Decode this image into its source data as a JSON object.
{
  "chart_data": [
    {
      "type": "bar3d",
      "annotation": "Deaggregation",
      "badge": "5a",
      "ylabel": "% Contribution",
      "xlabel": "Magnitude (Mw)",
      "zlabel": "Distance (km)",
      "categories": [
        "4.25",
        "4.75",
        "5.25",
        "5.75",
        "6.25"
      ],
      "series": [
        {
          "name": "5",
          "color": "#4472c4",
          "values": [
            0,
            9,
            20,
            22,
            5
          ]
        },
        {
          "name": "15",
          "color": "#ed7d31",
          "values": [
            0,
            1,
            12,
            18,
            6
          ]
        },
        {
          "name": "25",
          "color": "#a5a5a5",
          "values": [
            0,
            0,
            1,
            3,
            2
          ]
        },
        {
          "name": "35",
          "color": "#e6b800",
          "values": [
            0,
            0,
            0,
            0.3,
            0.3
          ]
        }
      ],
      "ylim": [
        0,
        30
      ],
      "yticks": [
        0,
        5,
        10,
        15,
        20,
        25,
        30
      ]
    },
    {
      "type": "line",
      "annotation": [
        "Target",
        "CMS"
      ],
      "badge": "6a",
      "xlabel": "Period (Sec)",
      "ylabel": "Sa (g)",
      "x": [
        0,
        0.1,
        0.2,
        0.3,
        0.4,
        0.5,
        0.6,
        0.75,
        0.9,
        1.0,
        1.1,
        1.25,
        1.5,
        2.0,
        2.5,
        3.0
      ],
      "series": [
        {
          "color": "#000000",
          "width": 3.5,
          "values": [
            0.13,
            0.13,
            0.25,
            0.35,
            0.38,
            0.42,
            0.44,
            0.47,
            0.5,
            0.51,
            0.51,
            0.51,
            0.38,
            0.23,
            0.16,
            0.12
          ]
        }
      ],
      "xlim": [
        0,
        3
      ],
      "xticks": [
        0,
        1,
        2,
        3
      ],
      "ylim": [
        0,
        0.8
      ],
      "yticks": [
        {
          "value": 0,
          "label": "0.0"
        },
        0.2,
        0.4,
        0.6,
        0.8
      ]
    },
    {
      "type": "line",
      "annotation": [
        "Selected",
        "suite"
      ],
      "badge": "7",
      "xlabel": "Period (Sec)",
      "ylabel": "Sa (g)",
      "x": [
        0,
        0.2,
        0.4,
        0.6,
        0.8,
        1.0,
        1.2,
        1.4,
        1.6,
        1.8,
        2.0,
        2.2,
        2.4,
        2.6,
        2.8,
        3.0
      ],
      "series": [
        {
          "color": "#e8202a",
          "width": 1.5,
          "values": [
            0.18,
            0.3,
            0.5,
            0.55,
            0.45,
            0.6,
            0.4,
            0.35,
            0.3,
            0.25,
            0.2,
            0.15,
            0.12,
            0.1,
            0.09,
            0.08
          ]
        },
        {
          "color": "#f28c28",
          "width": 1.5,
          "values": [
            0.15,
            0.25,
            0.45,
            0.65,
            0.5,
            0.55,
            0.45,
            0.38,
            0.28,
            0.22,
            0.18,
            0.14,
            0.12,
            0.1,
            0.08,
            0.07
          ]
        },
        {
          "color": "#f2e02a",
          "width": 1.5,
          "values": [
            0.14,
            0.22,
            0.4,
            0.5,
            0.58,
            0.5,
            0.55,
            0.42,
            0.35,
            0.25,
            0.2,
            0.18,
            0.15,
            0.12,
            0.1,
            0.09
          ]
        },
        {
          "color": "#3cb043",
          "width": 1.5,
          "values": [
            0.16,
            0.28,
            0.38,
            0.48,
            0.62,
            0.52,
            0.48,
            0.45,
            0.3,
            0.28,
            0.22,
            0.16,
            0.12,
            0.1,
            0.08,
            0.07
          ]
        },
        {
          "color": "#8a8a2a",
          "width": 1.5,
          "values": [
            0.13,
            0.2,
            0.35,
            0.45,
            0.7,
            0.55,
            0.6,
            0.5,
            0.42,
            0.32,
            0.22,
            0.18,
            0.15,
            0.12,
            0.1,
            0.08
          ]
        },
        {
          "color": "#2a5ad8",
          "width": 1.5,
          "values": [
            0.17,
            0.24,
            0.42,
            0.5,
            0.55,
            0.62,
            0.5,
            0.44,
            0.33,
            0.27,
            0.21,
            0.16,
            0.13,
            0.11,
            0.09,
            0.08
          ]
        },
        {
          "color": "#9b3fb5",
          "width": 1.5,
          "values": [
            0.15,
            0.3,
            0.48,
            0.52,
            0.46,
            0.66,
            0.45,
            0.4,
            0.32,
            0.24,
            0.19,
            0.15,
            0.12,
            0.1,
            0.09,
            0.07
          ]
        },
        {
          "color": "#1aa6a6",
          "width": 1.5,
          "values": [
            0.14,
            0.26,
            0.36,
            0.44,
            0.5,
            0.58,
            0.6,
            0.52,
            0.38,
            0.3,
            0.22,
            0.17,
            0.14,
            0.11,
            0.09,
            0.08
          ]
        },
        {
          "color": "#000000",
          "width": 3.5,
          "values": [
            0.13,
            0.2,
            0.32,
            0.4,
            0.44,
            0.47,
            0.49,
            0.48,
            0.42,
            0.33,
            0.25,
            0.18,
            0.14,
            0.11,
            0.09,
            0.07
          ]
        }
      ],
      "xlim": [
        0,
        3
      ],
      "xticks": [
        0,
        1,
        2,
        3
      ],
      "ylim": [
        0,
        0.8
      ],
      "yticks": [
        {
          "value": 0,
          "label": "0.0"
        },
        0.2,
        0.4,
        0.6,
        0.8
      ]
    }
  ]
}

* WRITTEN REQUEST
Repeat all the entries exactly as given.

* WORKED ANSWER
Decode this image into its source data as a JSON object.
{
  "chart_data": [
    {
      "type": "bar3d",
      "annotation": "Deaggregation",
      "badge": "5a",
      "ylabel": "% Contribution",
      "xlabel": "Magnitude (Mw)",
      "zlabel": "Distance (km)",
      "categories": [
        "4.25",
        "4.75",
        "5.25",
        "5.75",
        "6.25"
      ],
      "series": [
        {
          "name": "5",
          "color": "#4472c4",
          "values": [
            0,
            9,
            20,
            22,
            5
          ]
        },
        {
          "name": "15",
          "color": "#ed7d31",
          "values": [
            0,
            1,
            12,
            18,
            6
          ]
        },
        {
          "name": "25",
          "color": "#a5a5a5",
          "values": [
            0,
            0,
            1,
            3,
            2
          ]
        },
        {
          "name": "35",
          "color": "#e6b800",
          "values": [
            0,
            0,
            0,
            0.3,
            0.3
          ]
        }
      ],
      "ylim": [
        0,
        30
      ],
      "yticks": [
        0,
        5,
        10,
        15,
        20,
        25,
        30
      ]
    },
    {
      "type": "line",
      "annotation": [
        "Target",
        "CMS"
      ],
      "badge": "6a",
      "xlabel": "Period (Sec)",
      "ylabel": "Sa (g)",
      "x": [
        0,
        0.1,
        0.2,
        0.3,
        0.4,
        0.5,
        0.6,
        0.75,
        0.9,
        1.0,
        1.1,
        1.25,
        1.5,
        2.0,
        2.5,
        3.0
      ],
      "series": [
        {
          "color": "#000000",
          "width": 3.5,
          "values": [
            0.13,
            0.13,
            0.25,
            0.35,
            0.38,
            0.42,
            0.44,
            0.47,
            0.5,
            0.51,
            0.51,
            0.51,
            0.38,
            0.23,
            0.16,
            0.12
          ]
        }
      ],
      "xlim": [
        0,
        3
      ],
      "xticks": [
        0,
        1,
        2,
        3
      ],
      "ylim": [
        0,
        0.8
      ],
      "yticks": [
        {
          "value": 0,
          "label": "0.0"
        },
        0.2,
        0.4,
        0.6,
        0.8
      ]
    },
    {
      "type": "line",
      "annotation": [
        "Selected",
        "suite"
      ],
      "badge": "7",
      "xlabel": "Period (Sec)",
      "ylabel": "Sa (g)",
      "x": [
        0,
        0.2,
        0.4,
        0.6,
        0.8,
        1.0,
        1.2,
        1.4,
        1.6,
        1.8,
        2.0,
        2.2,
        2.4,
        2.6,
        2.8,
        3.0
      ],
      "series": [
        {
          "color": "#e8202a",
          "width": 1.5,
          "values": [
            0.18,
            0.3,
            0.5,
            0.55,
            0.45,
            0.6,
            0.4,
            0.35,
            0.3,
            0.25,
            0.2,
            0.15,
            0.12,
            0.1,
            0.09,
            0.08
          ]
        },
        {
          "color": "#f28c28",
          "width": 1.5,
          "values": [
            0.15,
            0.25,
            0.45,
            0.65,
            0.5,
            0.55,
            0.45,
            0.38,
            0.28,
            0.22,
            0.18,
            0.14,
            0.12,
            0.1,
            0.08,
            0.07
          ]
        },
        {
          "color": "#f2e02a",
          "width": 1.5,
          "values": [
            0.14,
            0.22,
            0.4,
            0.5,
            0.58,
            0.5,
            0.55,
            0.42,
            0.35,
            0.25,
            0.2,
            0.18,
            0.15,
            0.12,
            0.1,
            0.09
          ]
        },
        {
          "color": "#3cb043",
          "width": 1.5,
          "values": [
            0.16,
            0.28,
            0.38,
            0.48,
            0.62,
            0.52,
            0.48,
            0.45,
            0.3,
            0.28,
            0.22,
            0.16,
            0.12,
            0.1,
            0.08,
            0.07
          ]
        },
        {
          "color": "#8a8a2a",
          "width": 1.5,
          "values": [
            0.13,
            0.2,
            0.35,
            0.45,
            0.7,
            0.55,
            0.6,
            0.5,
            0.42,
            0.32,
            0.22,
            0.18,
            0.15,
            0.12,
            0.1,
            0.08
          ]
        },
        {
          "color": "#2a5ad8",
          "width": 1.5,
          "values": [
            0.17,
            0.24,
            0.42,
            0.5,
            0.55,
            0.62,
            0.5,
            0.44,
            0.33,
            0.27,
            0.21,
            0.16,
            0.13,
            0.11,
            0.09,
            0.08
          ]
        },
        {
          "color": "#9b3fb5",
          "width": 1.5,
          "values": [
            0.15,
            0.3,
            0.48,
            0.52,
            0.46,
            0.66,
            0.45,
            0.4,
            0.32,
            0.24,
            0.19,
            0.15,
            0.12,
            0.1,
            0.09,
            0.07
          ]
        },
        {
          "color": "#1aa6a6",
          "width": 1.5,
          "values": [
            0.14,
            0.26,
            0.36,
            0.44,
            0.5,
            0.58,
            0.6,
            0.52,
            0.38,
            0.3,
            0.22,
            0.17,
            0.14,
            0.11,
            0.09,
            0.08
          ]
        },
        {
          "color": "#000000",
          "width": 3.5,
          "values": [
            0.13,
            0.2,
            0.32,
            0.4,
            0.44,
            0.47,
            0.49,
            0.48,
            0.42,
            0.33,
            0.25,
            0.18,
            0.14,
            0.11,
            0.09,
            0.07
          ]
        }
      ],
      "xlim": [
        0,
        3
      ],
      "xticks": [
        0,
        1,
        2,
        3
      ],
      "ylim": [
        0,
        0.8
      ],
      "yticks": [
        {
          "value": 0,
          "label": "0.0"
        },
        0.2,
        0.4,
        0.6,
        0.8
      ]
    }
  ]
}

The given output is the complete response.